The anomaly that is the OSHA-based vaccine mandate
For my forty years working in manufacturing, OSHA has been protecting my safety. The rules are vast and cover almost every aspect of how employees may be hurt or injured in the course of their jobs. The vaccine mandate appears to be just another new rule to protect safety, but it crosses several new, and unacceptable, boundaries. The things I must do to protect myself as defined by OSHA are mostly logical and backed by extensive testing; not so the vaccine mandate.
Almost all factories are noisy, so OSHA requires hearing protection for people working in noisy environments. The standard is variable based on the level of exposure. Manufacturers must extensively test the approved devices for hearing protection and prove that the devices provide the level of protection the OSHA standard defines. OSHA requires tests to determine the noise level employees are exposed to when using equipment calibrated to government standards. And OSHA requires the employees to be trained to use hearing protection and take regular hearing tests. All of this is mandated, and employers cover all costs.
Here is just one example from the OSHA Reg. 1910.95(c)(1):
The employer shall administer a continuing, effective hearing conservation program, as described in paragraphs (c) through (o) of this section, whenever employee noise exposures equal or exceed an 8-hour time-weighted average sound level (TWA) of 85 decibels measured on the A scale (slow response) or, equivalently, a dose of fifty percent. For purposes of the hearing conservation program, employee noise exposures shall be computed in accordance with appendix A and Table G-16a, and without regard to any attenuation provided by the use of personal protective equipment.
This is just one paragraph in a very long standard for a single hazard. There is no ambiguity, and everything is defined to known standards.
The standards serve a purpose that has proven valuable. It is no longer common for people who worked around high noise levels to retire with severe hearing loss from the exposure.
When a site has dangers from falling objects, some sort of hard hat is required. OSHA defines those areas that present a hazard. It defines acceptable protection. As with everything else, OSHA requires inspections and training. Crane operators moving heavy overhead loads are required to wear hard hats. If they drop the load, that hat will be useless. The hats are for loose parts that may fall off the load. It is a reasonable precaution.
Image: Construction worker. Public domain.
I wear earmuffs to protect my hearing, safety glasses to protect my eyes, steel-toed shoes, and a hard hat. Everyone who has ever worked around these hazards understands that a documented danger exists and takes the necessary step to prevent injuries.
As with ear protection, all personal protection devices go through extensive testing to make certain that they provide the promised protection. Manufacturers must show this testing, and if the device has significant failures, it cannot be used. By contrast, the vaccines haven't gone through the detailed testing with documented numerical results that is required for something as simple as hearing protection devices.

> **Requirement**: Continue the essay on the OSHA vaccine mandate, picking up after its last sentence.

> **Supplied entries**:
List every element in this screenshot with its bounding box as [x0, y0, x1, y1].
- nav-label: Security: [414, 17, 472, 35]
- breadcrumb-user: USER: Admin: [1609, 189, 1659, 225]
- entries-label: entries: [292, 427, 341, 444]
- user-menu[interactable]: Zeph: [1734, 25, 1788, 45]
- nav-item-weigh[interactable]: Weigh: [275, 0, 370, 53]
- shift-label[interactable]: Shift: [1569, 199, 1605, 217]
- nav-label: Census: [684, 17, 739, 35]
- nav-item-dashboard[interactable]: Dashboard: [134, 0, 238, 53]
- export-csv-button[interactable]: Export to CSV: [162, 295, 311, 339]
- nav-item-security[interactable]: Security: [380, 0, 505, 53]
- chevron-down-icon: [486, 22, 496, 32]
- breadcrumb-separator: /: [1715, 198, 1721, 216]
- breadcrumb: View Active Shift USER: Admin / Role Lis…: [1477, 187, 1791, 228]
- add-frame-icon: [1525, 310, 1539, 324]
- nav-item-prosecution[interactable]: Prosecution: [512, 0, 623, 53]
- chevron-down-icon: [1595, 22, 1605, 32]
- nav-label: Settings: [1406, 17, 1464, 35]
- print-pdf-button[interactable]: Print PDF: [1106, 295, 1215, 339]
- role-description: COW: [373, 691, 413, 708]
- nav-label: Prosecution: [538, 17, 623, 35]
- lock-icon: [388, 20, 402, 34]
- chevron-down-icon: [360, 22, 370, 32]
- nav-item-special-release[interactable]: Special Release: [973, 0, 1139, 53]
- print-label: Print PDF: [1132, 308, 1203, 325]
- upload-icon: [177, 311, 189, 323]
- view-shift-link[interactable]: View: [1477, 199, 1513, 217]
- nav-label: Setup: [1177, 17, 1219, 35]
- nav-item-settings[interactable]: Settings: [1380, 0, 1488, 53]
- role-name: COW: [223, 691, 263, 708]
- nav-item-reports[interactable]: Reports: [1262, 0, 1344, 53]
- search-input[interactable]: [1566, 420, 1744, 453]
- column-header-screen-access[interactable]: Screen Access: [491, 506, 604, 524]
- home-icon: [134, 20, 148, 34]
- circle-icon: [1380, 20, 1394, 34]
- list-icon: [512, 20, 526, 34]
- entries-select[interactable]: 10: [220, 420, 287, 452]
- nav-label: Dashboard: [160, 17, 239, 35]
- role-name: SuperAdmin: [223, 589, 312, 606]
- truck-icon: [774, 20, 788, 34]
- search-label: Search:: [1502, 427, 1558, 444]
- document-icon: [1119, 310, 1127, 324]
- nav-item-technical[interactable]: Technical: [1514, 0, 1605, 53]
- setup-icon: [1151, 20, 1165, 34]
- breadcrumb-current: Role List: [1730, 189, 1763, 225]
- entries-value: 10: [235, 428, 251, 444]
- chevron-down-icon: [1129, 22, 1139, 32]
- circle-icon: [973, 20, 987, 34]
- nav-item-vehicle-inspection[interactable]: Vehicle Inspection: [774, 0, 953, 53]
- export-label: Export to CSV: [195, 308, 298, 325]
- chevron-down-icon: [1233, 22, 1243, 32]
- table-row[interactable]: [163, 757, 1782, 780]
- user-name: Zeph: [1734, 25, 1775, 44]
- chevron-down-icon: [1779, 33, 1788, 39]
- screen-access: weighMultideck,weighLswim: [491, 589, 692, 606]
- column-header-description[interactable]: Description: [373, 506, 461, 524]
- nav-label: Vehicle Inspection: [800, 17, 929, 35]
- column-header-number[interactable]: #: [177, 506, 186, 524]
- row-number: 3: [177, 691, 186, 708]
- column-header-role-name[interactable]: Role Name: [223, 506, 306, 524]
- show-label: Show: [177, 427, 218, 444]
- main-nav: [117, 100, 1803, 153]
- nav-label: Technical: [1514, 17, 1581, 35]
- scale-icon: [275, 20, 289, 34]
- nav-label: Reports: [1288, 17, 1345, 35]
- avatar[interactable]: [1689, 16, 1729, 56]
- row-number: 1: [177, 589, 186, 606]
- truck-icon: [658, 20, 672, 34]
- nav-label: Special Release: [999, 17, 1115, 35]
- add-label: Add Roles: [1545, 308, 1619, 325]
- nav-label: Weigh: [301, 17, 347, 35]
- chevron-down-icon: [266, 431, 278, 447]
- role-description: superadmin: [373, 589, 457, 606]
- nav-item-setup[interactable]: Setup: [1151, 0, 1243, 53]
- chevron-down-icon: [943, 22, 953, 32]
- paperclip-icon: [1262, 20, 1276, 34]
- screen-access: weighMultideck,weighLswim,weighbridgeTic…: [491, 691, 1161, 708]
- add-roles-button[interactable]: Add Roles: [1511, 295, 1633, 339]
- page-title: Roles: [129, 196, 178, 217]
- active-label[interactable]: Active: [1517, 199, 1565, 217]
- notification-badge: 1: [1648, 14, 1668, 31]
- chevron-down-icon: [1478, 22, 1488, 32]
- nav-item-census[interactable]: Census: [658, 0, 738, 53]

> **Written reply**:
Not only does OSHA's vaccine mandate fail to meet these logical procedures, but there's also one specific, important difference that transcends testing: at the end of the day, I can take off the earmuffs, the safety shoes, and any other personal protection equipment I am required to wear. At no time does OSHA require that employees make changes to their bodies for safety. It requires protection for the bodies people have. What they wear for protection is never mandated for 24/7 use.
Some people have physical characteristics that make injury more likely. Long hair can become tangled in machines, so OSHA requires that long hair be restrained; it does not require the hair to be cut. People who are not strong get lift assist devices. Short people get steps. The solutions to every workplace hazard are engineered solutions to make the person safer. They never seek to modify the person. Except for the vaccine.
There are no tests to measure exposure in the mandates. There are no standards for the level of exposure that constitutes a danger. There are no follow-up requirements to determine if the protection is effective to reduce the danger. Every other OSHA requirement includes these and often more. This new requirement is inconsistent with OSHA's own requirements for everything else.
The only similarity between regular OSHA rules and the vaccine mandate is that an employee can be terminated for refusing to follow "safety" rules. The fines and penalties will guarantee that this will be enforced as part of the mandate.
This is clearly a politicization of the regulatory process to force what the president cannot do under the Constitution. OSHA has taken criticism for regulatory excesses, and some of it is deserved. Even in those cases, OSHA presented its evidence and the testing required. If not science, at least it was accepted engineering practice. This is neither science nor engineering. This is pure politics.